— start of RAW RECORDS —

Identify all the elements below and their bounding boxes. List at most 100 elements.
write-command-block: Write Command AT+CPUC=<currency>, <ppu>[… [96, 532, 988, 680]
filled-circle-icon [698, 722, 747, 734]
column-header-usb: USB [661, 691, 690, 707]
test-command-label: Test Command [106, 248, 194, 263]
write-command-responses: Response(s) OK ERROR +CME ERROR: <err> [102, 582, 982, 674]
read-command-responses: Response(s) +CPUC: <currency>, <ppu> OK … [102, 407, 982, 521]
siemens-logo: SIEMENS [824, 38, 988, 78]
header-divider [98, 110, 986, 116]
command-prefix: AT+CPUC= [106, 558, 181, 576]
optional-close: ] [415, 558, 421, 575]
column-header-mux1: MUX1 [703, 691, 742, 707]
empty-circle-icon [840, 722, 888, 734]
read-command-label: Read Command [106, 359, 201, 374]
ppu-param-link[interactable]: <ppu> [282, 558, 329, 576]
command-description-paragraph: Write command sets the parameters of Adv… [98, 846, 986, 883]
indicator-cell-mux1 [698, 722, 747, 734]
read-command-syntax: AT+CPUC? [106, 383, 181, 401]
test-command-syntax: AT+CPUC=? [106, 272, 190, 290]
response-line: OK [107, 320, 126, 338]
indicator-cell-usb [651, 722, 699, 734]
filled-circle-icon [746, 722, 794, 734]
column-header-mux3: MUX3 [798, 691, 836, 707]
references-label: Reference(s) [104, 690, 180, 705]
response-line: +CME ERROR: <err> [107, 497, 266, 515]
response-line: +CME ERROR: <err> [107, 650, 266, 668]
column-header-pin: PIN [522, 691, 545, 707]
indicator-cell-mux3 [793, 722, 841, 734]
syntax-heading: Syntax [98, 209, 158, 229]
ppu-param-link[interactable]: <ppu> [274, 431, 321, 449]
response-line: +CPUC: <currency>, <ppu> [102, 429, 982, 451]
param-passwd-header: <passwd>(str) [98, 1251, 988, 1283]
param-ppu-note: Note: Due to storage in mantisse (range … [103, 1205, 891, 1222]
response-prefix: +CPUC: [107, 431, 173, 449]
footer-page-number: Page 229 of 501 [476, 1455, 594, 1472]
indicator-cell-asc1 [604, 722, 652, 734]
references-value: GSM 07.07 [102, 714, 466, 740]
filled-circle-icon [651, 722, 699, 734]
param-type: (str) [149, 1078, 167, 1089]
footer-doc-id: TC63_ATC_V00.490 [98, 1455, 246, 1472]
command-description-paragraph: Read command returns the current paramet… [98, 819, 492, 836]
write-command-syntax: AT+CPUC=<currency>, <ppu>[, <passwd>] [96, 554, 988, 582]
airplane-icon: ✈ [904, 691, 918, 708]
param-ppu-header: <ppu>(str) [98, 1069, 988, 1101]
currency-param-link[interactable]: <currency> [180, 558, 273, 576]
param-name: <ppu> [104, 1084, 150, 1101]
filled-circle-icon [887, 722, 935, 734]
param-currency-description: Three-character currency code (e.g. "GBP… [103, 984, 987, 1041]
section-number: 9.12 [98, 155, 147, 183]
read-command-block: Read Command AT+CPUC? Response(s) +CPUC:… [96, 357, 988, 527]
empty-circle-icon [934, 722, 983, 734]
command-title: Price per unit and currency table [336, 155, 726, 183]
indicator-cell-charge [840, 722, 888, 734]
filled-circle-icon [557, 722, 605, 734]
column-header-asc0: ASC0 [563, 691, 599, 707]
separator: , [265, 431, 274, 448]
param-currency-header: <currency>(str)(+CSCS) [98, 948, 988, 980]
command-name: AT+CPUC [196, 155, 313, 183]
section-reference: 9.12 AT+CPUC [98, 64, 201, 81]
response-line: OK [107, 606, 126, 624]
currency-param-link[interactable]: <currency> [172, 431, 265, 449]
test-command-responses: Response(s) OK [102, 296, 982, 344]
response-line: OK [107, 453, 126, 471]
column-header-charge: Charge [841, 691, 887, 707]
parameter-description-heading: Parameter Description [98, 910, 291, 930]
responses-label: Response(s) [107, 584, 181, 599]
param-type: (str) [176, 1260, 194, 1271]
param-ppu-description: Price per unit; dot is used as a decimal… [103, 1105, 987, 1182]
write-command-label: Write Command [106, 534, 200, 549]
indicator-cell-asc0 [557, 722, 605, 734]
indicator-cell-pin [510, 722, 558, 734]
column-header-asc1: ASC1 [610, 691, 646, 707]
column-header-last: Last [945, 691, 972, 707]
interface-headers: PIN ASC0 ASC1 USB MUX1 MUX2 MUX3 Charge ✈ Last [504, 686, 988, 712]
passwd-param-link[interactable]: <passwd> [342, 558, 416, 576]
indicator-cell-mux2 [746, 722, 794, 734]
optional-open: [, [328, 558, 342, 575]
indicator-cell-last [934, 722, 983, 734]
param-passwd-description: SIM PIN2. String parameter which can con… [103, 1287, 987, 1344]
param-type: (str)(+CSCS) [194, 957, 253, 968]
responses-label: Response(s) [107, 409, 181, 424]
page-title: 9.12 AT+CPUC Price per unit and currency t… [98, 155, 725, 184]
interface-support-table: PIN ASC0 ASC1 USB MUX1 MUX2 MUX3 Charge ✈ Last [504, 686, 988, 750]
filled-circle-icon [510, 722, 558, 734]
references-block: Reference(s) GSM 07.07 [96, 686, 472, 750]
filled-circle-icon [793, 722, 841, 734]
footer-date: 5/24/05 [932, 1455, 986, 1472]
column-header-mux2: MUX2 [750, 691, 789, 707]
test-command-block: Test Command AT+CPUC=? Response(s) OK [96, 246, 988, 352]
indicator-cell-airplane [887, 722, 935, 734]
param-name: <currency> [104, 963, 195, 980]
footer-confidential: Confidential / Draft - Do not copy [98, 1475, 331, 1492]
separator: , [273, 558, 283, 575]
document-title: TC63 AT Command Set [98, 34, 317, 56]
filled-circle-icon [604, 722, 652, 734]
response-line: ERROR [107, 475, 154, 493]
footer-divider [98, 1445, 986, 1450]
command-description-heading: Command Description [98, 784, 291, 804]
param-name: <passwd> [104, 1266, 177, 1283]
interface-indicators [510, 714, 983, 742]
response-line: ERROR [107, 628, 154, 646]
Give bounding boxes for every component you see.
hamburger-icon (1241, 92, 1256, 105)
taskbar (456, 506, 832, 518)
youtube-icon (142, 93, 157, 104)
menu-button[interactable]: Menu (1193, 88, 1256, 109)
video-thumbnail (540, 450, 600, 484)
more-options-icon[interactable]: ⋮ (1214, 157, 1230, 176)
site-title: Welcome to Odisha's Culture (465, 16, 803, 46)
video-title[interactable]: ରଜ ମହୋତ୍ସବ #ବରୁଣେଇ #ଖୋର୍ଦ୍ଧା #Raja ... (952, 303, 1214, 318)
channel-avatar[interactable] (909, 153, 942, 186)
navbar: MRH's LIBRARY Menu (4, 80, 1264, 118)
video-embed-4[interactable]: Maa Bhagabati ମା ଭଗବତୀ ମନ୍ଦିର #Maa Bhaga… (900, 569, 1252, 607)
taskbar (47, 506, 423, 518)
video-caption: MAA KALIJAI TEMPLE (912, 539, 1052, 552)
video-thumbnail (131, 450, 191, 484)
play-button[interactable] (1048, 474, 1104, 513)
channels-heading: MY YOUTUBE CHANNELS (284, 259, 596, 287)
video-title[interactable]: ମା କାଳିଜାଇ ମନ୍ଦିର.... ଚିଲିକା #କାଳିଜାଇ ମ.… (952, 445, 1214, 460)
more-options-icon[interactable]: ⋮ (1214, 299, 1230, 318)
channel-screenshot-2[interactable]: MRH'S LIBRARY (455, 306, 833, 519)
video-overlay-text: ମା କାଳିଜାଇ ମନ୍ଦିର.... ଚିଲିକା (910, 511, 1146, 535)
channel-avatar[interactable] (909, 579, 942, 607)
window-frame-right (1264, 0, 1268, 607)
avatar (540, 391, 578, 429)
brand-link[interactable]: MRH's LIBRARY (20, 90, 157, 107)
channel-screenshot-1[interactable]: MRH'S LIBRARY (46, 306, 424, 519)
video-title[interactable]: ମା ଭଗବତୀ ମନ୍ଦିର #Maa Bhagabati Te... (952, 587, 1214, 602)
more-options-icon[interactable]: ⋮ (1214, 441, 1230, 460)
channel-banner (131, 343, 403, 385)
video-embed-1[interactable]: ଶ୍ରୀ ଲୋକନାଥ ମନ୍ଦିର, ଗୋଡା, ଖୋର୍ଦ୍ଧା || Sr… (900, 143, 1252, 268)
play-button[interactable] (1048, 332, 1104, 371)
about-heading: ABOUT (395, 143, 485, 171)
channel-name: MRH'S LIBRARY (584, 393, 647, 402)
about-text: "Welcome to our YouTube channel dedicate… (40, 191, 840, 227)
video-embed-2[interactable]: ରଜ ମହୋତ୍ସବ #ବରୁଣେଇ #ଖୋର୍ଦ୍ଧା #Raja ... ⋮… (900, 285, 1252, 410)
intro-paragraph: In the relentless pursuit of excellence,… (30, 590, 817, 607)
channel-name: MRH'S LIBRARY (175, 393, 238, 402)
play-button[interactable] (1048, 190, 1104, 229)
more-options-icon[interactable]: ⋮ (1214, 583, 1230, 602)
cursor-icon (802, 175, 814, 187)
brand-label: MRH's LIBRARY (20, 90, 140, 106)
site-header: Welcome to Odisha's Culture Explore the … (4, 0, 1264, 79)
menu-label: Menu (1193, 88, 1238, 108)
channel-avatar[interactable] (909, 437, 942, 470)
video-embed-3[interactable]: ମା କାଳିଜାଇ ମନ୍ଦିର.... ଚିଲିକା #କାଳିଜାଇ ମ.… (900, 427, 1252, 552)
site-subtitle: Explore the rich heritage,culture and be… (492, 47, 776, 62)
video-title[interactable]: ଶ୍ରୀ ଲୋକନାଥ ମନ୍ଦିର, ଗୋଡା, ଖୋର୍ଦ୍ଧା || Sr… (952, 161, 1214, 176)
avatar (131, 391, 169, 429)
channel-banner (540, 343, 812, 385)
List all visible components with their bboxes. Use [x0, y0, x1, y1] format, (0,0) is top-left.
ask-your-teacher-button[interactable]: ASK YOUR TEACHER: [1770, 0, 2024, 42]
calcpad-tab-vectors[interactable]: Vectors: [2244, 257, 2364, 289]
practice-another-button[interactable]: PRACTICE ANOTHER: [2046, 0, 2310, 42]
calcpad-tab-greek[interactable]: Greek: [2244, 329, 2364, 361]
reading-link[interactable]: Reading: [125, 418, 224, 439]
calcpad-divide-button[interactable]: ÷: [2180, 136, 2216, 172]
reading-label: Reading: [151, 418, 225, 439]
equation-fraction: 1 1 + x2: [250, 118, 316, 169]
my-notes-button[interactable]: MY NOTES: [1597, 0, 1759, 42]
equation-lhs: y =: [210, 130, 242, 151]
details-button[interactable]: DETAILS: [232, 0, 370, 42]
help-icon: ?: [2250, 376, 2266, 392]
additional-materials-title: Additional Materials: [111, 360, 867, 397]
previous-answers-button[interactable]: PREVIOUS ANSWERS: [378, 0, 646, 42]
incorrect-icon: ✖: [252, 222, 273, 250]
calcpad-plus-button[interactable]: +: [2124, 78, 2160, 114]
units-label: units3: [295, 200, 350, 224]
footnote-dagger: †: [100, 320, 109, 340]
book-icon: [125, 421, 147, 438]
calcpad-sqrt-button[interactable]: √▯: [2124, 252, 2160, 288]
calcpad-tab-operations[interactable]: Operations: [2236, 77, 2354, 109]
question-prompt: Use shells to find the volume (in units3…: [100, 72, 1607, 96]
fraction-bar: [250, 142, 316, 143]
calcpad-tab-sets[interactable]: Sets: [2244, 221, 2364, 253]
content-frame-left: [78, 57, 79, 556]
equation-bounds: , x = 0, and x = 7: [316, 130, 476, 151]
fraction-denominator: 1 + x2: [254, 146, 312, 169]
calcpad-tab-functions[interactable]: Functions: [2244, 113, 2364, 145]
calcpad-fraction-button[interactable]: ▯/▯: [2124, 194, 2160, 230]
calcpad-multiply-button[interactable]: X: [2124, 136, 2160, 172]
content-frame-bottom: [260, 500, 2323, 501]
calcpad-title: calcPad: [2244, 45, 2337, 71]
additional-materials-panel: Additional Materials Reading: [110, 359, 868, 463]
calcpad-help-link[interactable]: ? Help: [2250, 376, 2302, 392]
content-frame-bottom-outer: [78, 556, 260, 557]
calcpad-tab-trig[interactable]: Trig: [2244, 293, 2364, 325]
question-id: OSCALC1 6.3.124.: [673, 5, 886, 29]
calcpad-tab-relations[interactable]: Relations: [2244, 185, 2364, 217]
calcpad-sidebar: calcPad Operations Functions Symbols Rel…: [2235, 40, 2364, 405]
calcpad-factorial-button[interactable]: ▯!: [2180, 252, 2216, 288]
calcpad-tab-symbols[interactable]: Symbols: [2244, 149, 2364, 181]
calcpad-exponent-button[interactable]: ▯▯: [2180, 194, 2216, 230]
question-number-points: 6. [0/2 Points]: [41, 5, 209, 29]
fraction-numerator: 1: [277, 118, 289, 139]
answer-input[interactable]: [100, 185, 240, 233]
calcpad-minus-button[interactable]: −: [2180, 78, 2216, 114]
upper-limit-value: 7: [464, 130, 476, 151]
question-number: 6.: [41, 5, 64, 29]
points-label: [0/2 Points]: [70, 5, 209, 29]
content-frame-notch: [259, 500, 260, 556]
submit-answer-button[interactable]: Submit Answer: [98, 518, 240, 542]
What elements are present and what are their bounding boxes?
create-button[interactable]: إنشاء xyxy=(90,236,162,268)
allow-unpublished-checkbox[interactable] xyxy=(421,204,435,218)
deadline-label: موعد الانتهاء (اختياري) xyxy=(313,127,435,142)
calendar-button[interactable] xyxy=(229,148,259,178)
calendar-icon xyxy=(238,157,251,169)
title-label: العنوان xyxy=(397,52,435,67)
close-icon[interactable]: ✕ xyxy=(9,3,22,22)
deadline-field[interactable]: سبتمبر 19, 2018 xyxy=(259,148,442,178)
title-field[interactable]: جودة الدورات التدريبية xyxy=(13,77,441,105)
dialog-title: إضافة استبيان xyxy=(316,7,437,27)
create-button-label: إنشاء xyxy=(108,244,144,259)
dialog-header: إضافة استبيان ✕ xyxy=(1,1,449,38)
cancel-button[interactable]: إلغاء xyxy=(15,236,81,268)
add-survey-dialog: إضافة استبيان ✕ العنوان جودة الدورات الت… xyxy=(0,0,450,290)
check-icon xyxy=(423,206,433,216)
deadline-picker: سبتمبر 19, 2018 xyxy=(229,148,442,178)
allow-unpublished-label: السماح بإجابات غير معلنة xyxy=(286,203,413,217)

— end of RAW RECORDS —

SET TASK: Count the lines above that contain the word "additional", and give only the number.

FULL SOLUTION: 2